→ **Provided entries**
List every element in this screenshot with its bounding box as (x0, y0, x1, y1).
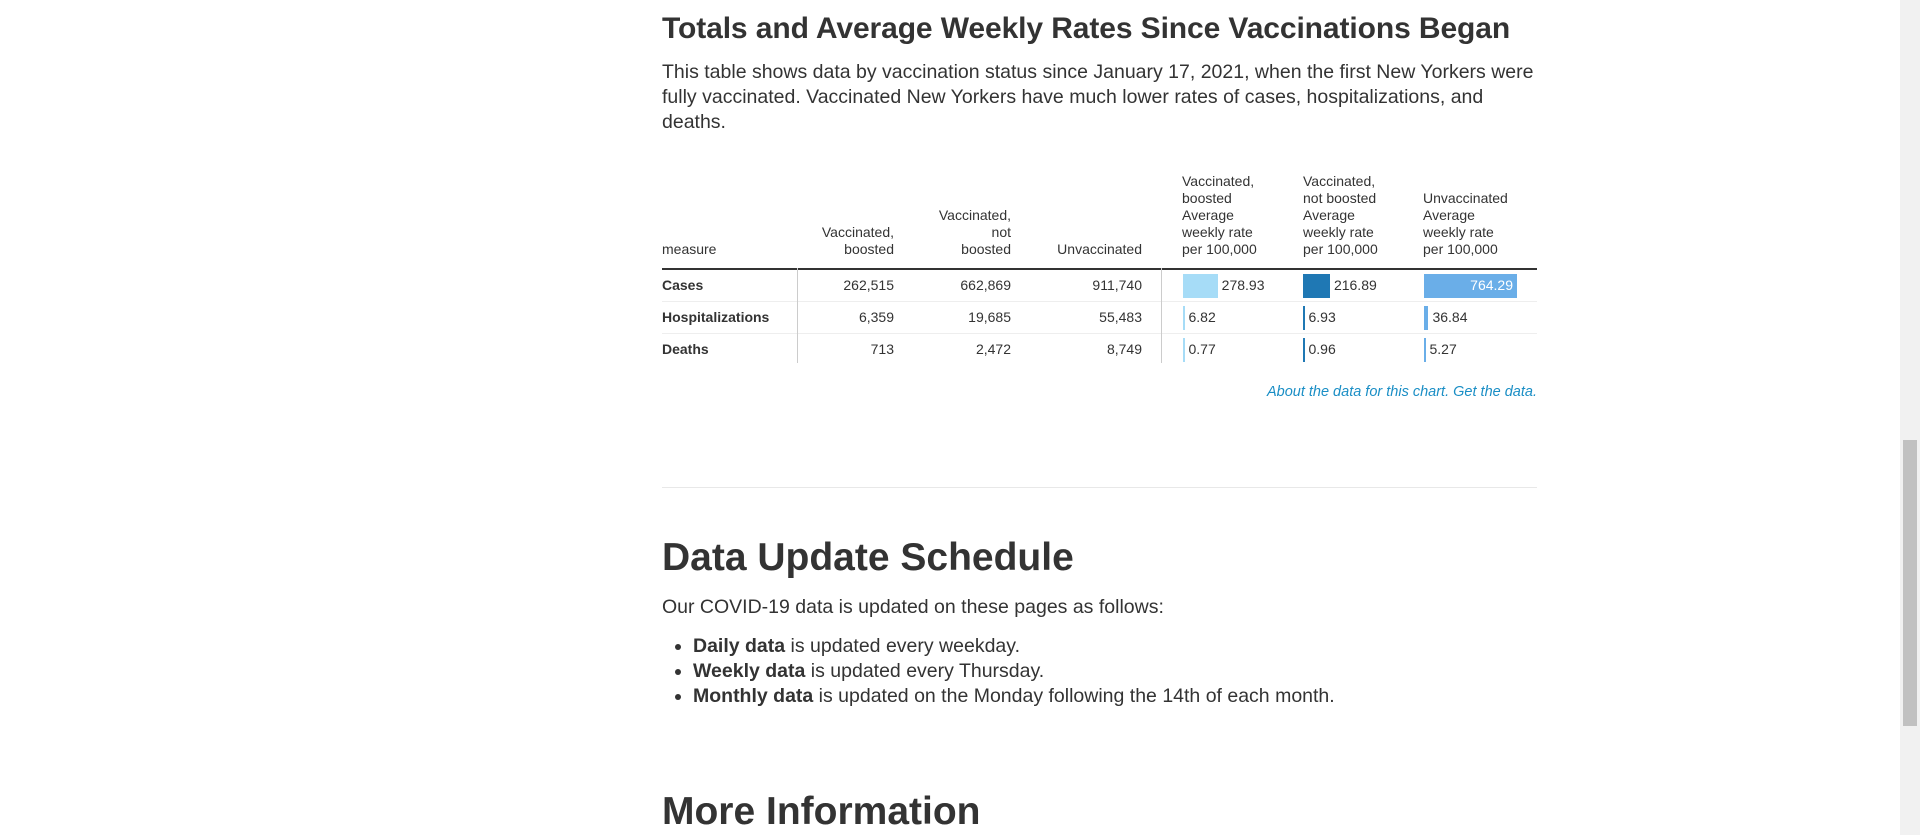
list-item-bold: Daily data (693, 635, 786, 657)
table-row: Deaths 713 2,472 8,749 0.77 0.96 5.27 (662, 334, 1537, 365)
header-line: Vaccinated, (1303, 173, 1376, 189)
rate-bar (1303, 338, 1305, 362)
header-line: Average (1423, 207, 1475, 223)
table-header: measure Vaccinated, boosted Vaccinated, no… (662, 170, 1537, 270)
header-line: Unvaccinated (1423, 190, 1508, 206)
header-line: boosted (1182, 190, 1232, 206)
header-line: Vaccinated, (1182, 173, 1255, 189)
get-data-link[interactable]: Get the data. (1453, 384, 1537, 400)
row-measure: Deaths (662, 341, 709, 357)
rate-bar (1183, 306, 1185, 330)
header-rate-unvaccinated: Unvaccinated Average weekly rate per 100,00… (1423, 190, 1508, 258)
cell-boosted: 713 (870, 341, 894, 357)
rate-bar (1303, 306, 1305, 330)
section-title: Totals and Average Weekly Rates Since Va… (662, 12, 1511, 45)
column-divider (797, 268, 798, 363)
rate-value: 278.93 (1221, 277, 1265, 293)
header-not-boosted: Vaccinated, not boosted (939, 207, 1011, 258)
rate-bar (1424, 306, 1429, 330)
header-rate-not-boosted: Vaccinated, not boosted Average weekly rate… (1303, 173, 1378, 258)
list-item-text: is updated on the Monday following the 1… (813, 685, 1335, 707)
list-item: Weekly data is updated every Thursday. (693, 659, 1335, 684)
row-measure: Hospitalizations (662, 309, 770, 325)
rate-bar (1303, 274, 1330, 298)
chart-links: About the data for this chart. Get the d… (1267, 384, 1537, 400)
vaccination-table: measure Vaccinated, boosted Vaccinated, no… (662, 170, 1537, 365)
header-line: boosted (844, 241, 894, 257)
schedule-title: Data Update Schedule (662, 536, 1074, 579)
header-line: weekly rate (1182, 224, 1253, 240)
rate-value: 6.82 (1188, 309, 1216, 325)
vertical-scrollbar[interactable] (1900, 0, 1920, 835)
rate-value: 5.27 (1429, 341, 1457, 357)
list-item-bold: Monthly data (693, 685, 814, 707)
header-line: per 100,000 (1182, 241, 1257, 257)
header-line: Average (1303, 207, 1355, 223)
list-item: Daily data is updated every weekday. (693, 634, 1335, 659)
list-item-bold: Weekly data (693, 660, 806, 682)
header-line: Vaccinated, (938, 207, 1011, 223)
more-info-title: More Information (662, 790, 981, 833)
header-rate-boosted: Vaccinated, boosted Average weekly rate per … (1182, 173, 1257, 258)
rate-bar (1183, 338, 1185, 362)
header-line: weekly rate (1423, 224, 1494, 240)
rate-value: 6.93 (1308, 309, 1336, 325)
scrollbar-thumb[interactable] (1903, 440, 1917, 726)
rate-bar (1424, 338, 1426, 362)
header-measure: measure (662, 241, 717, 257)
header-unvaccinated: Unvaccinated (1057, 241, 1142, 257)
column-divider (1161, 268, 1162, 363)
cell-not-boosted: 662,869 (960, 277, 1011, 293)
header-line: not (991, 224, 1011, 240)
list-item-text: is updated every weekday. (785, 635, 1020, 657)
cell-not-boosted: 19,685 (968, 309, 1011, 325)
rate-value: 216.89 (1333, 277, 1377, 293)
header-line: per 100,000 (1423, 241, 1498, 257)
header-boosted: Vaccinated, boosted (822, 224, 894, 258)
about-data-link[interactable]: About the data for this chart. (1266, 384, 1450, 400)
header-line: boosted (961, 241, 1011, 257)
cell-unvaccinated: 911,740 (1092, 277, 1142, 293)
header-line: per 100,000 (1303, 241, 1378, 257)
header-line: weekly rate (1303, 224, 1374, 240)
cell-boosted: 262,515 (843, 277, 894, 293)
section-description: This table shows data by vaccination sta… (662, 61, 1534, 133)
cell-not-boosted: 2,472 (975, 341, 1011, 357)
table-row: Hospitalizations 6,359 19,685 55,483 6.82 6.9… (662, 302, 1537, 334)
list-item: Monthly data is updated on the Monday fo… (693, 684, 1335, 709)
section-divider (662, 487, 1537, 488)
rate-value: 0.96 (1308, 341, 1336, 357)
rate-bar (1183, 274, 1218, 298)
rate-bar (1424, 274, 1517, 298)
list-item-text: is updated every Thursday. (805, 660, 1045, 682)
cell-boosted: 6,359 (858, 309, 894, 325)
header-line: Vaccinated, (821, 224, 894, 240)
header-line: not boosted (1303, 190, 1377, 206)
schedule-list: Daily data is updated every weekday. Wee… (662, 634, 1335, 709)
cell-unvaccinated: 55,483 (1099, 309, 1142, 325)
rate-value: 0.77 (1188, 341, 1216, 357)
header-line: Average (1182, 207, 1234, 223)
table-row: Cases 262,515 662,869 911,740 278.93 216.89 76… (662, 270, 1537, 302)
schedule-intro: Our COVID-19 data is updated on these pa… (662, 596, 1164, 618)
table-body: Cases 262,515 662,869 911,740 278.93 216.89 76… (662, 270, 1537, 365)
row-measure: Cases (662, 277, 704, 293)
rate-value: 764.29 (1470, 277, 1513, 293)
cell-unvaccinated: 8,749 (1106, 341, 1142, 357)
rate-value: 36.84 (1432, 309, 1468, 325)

→ **The problem**
Return the lines from the one holding "list-item-bold: Daily data" through the one holding "rate-bar (1183, 306, 1185, 330)", inclusive, reproducing each exactly.

→ **Written solution**
list-item-bold: Daily data (693, 635, 786, 657)
table-row: Deaths 713 2,472 8,749 0.77 0.96 5.27 (662, 334, 1537, 365)
header-line: Vaccinated, (1303, 173, 1376, 189)
rate-bar (1303, 338, 1305, 362)
header-line: Average (1423, 207, 1475, 223)
table-header: measure Vaccinated, boosted Vaccinated, no… (662, 170, 1537, 270)
header-line: Unvaccinated (1423, 190, 1508, 206)
header-line: boosted (1182, 190, 1232, 206)
header-line: Vaccinated, (1182, 173, 1255, 189)
get-data-link[interactable]: Get the data. (1453, 384, 1537, 400)
row-measure: Deaths (662, 341, 709, 357)
rate-bar (1183, 306, 1185, 330)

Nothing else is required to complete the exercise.